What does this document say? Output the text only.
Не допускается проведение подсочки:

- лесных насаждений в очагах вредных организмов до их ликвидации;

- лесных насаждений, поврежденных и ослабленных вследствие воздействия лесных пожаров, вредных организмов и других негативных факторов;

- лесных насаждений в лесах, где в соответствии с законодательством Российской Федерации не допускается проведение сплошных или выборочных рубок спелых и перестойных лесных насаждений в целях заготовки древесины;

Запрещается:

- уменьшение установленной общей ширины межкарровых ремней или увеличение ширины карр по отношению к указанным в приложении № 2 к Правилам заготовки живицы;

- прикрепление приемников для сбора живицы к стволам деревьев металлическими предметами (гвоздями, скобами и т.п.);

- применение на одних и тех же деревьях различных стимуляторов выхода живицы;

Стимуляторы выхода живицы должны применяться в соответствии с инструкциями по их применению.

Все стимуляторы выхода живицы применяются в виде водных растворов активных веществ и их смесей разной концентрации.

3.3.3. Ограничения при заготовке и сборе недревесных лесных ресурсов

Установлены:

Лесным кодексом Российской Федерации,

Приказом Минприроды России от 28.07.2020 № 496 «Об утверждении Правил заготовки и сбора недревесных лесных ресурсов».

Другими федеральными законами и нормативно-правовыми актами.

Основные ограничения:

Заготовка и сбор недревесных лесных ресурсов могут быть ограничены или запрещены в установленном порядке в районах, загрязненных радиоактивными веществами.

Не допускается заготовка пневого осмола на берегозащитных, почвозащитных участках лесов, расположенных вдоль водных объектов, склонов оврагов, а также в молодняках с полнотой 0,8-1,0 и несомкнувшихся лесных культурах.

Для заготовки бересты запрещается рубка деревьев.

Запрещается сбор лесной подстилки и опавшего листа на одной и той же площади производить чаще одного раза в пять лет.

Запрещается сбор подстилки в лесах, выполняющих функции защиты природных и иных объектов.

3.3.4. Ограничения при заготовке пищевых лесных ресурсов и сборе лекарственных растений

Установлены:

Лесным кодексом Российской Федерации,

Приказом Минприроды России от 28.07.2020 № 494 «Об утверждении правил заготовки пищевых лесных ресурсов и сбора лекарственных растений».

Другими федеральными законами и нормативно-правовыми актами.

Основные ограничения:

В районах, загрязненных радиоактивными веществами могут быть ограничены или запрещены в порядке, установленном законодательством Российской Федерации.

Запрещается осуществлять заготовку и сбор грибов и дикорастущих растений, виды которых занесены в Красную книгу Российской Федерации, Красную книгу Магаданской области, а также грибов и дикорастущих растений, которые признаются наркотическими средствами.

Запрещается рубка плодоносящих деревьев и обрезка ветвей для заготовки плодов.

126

☆ ☆ ☆ ☆

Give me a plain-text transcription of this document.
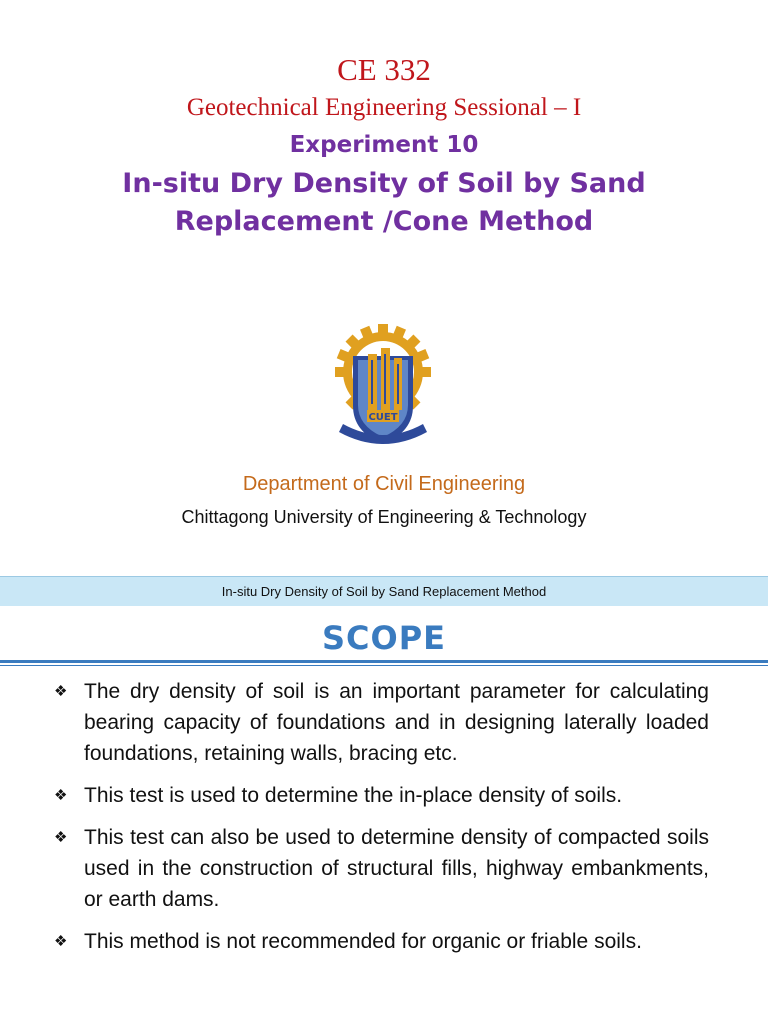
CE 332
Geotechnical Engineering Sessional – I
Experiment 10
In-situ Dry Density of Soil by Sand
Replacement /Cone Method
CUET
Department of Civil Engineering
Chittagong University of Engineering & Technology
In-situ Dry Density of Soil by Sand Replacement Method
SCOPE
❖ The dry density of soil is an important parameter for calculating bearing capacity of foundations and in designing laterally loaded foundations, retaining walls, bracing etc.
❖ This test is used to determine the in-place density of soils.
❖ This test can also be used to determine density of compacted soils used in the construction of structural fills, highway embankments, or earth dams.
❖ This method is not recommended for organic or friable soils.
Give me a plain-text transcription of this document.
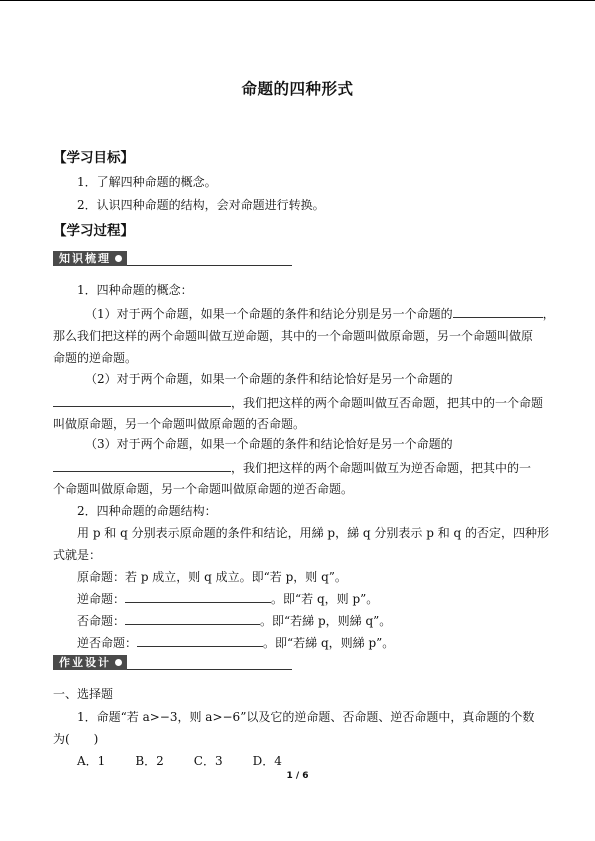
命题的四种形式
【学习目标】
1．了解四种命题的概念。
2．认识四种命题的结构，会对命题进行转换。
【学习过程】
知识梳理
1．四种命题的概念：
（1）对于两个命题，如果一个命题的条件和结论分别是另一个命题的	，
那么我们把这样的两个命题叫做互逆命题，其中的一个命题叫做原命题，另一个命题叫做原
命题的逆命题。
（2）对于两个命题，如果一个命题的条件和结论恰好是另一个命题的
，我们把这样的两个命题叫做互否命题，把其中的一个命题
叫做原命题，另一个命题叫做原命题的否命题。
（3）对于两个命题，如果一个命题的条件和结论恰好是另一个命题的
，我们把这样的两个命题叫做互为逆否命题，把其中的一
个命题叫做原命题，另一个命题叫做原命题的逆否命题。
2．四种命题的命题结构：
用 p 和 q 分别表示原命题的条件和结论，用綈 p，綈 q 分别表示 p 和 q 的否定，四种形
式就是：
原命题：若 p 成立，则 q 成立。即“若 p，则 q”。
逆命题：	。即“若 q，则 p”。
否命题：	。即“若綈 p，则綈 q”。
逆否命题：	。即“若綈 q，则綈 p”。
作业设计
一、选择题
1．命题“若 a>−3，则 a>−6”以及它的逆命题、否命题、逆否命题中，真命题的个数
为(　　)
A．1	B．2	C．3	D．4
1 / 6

☆ ☆ ☆ ☆

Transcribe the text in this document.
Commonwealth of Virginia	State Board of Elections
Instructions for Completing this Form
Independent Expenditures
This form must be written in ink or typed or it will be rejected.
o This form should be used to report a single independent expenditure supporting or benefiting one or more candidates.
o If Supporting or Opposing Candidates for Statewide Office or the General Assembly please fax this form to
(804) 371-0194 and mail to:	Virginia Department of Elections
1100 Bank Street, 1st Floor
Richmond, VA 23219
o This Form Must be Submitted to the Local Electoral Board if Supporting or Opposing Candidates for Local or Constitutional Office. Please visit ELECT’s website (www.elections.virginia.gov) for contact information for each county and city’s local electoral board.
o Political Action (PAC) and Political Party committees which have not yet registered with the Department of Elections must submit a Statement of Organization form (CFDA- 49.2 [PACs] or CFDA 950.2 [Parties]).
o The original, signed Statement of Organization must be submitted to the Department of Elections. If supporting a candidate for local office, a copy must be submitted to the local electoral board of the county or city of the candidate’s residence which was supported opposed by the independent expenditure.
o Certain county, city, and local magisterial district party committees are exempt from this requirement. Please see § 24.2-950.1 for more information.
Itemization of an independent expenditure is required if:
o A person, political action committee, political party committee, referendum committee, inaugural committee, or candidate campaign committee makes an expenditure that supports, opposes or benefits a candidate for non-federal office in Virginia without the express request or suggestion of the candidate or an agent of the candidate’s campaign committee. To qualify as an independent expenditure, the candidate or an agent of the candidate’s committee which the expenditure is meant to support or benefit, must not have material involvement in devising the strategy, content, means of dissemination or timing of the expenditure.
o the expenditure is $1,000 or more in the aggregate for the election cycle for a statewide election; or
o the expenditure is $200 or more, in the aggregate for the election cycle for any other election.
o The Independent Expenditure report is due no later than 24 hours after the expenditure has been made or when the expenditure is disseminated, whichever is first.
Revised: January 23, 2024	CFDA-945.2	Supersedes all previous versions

☆ ☆ ☆ ☆

> PROMPT:
In the material above, show every line where the word "soils" turns up.

> COMPLETE RESPONSE:
❖ This test is used to determine the in-place density of soils.
❖ This test can also be used to determine density of compacted soils used in the construction of structural fills, highway embankments, or earth dams.
❖ This method is not recommended for organic or friable soils.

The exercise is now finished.